## WORK INSTRUCTIONS
Read the data below line by line and copy each one with "Initials" in it.

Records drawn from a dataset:
::::::::
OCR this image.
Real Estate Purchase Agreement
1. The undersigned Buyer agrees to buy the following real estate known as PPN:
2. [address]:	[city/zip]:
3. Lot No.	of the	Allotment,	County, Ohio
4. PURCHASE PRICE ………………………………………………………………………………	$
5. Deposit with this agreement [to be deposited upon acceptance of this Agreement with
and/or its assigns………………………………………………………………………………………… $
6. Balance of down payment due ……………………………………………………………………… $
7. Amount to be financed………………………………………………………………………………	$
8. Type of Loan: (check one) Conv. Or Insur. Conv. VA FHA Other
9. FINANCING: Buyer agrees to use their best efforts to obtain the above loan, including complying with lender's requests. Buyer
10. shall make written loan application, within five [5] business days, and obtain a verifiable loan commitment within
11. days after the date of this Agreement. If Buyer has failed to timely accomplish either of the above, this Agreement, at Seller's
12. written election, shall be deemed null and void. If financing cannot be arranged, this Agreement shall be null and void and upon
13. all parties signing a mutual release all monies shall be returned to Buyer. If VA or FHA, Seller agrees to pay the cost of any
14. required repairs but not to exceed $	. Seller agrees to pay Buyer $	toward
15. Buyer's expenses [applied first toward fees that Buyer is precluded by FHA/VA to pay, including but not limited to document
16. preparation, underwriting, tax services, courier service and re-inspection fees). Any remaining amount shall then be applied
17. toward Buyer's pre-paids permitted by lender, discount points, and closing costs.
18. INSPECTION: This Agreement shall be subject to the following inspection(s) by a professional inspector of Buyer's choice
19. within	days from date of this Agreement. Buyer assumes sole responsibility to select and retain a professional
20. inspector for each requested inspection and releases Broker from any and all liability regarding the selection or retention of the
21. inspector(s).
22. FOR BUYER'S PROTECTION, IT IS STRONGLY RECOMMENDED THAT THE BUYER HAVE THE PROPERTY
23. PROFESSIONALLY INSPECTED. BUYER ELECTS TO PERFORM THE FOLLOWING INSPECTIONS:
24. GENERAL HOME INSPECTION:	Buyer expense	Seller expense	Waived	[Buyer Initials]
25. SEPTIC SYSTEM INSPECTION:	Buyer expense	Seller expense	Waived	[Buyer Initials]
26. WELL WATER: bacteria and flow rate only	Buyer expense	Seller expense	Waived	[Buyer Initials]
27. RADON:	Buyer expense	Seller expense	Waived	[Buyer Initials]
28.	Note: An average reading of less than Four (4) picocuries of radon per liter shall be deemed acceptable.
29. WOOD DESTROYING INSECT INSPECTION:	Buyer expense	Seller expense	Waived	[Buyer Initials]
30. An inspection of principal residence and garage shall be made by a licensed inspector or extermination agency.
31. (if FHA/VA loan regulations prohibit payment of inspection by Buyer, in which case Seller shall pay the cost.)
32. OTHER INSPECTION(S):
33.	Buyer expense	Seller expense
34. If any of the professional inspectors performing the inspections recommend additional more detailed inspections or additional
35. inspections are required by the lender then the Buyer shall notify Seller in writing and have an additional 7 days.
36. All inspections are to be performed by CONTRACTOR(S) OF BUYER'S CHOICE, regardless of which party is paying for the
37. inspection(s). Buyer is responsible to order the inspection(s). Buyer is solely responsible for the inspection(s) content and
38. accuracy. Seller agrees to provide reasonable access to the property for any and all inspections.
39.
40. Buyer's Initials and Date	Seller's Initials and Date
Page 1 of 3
::::::::
## TASK ANSWER
24. GENERAL HOME INSPECTION:	Buyer expense	Seller expense	Waived	[Buyer Initials]
25. SEPTIC SYSTEM INSPECTION:	Buyer expense	Seller expense	Waived	[Buyer Initials]
26. WELL WATER: bacteria and flow rate only	Buyer expense	Seller expense	Waived	[Buyer Initials]
27. RADON:	Buyer expense	Seller expense	Waived	[Buyer Initials]
29. WOOD DESTROYING INSECT INSPECTION:	Buyer expense	Seller expense	Waived	[Buyer Initials]
40. Buyer's Initials and Date	Seller's Initials and Date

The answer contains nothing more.